Short exercise:
Within this material, how many lines have the string "أخرجه" in them? The answer is a number, with nothing added.

Records supplied:

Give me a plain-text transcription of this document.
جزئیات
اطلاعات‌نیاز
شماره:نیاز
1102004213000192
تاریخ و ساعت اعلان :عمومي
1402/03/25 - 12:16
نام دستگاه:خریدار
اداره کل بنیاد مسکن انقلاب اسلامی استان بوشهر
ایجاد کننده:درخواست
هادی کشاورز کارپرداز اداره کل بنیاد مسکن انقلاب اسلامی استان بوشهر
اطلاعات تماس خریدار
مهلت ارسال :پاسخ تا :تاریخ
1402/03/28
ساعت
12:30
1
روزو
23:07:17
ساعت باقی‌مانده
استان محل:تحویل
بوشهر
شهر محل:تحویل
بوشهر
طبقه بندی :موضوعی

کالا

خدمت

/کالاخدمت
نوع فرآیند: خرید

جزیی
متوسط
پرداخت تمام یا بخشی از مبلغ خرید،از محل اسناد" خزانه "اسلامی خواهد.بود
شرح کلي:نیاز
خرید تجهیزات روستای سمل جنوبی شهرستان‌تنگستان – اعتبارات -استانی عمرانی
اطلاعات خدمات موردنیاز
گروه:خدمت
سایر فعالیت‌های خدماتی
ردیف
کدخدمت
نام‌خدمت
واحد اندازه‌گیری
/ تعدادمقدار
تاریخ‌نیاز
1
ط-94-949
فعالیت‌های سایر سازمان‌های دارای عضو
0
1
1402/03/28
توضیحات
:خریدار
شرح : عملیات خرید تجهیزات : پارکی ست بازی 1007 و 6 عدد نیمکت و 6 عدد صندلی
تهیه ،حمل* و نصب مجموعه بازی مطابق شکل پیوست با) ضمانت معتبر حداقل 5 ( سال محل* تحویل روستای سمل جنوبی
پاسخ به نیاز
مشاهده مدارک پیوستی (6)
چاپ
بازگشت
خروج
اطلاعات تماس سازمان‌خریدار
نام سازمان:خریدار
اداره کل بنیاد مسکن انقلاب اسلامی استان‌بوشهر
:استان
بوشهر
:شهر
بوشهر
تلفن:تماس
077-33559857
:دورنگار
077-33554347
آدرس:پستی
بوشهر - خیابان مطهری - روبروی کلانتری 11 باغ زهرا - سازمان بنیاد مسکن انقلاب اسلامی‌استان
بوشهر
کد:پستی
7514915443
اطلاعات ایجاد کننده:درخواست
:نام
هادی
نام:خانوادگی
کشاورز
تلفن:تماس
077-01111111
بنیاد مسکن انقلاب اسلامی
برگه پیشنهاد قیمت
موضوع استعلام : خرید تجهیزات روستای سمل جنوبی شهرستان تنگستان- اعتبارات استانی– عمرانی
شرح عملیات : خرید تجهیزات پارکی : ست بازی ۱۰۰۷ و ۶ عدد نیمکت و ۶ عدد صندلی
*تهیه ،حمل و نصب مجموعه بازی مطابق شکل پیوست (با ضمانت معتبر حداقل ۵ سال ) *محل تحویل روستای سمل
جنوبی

--

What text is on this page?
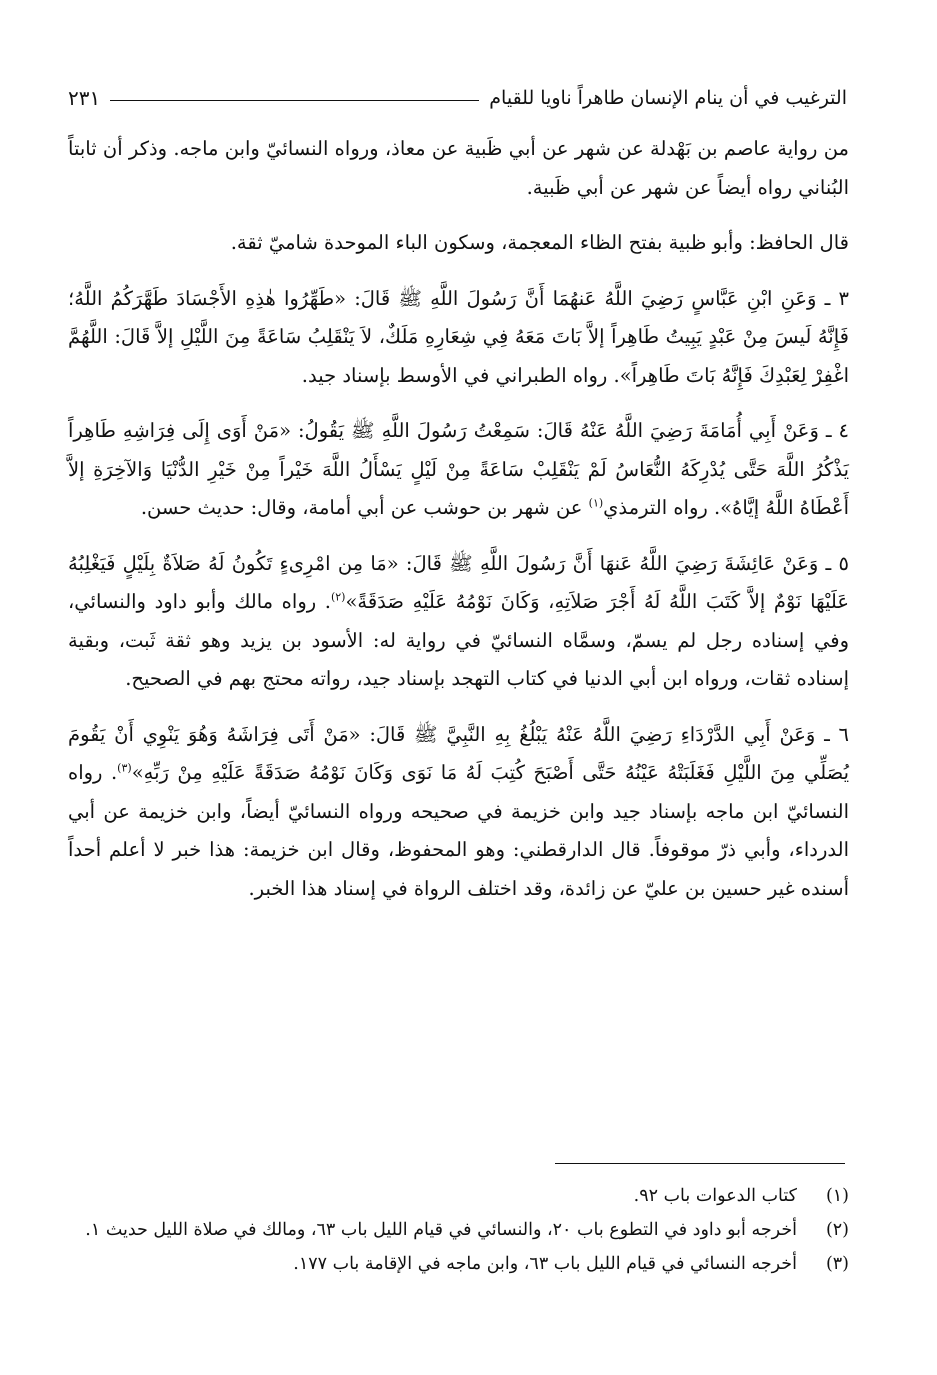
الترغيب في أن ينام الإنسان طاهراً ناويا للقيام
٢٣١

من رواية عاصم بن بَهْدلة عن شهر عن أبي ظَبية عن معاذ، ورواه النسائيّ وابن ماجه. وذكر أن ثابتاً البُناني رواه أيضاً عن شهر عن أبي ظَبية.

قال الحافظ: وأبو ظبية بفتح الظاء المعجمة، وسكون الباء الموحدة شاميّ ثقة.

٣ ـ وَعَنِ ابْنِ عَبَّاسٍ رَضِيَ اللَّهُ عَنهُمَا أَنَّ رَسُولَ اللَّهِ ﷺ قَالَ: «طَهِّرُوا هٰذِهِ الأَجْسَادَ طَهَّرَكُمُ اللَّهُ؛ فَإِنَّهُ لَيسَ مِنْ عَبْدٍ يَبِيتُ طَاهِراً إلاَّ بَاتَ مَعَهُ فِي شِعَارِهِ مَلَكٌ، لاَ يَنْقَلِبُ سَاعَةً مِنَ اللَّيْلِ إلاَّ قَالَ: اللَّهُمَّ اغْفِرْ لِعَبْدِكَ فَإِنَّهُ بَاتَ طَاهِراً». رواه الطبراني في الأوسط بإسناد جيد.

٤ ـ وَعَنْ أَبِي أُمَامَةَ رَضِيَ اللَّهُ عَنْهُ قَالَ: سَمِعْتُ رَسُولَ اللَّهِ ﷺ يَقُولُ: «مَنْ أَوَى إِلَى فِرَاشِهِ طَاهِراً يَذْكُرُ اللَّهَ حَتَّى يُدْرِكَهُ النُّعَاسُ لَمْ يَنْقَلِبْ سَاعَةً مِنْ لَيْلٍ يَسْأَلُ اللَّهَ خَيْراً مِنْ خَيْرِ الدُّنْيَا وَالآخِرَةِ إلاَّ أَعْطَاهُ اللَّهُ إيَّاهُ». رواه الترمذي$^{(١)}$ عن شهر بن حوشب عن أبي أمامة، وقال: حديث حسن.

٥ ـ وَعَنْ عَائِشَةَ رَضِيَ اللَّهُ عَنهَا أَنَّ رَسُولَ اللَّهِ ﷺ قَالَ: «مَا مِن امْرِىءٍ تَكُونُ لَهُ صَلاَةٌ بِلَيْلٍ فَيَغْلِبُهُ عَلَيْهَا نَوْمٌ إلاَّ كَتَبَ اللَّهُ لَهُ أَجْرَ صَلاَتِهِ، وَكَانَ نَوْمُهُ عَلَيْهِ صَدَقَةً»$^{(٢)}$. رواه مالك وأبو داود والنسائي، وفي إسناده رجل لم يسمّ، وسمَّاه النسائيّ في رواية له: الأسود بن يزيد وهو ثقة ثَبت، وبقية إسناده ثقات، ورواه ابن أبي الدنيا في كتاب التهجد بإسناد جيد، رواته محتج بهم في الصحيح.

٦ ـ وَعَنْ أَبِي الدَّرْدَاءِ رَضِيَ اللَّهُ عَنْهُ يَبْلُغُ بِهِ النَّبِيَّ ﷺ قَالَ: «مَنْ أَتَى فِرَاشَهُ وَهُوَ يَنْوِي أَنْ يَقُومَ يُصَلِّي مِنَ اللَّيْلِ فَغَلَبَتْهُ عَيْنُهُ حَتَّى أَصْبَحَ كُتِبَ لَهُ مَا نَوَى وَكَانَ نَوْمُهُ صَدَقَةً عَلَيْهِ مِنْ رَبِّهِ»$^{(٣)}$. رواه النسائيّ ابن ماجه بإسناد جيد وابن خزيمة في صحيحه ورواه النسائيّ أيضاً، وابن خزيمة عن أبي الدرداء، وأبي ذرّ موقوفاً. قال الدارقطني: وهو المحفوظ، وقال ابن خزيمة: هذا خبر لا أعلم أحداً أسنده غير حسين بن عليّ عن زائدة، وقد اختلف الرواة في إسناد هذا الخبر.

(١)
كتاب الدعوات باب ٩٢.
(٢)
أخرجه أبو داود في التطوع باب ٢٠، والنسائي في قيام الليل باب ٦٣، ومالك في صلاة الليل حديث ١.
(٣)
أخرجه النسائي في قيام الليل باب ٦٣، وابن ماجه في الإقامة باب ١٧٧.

Solution:
2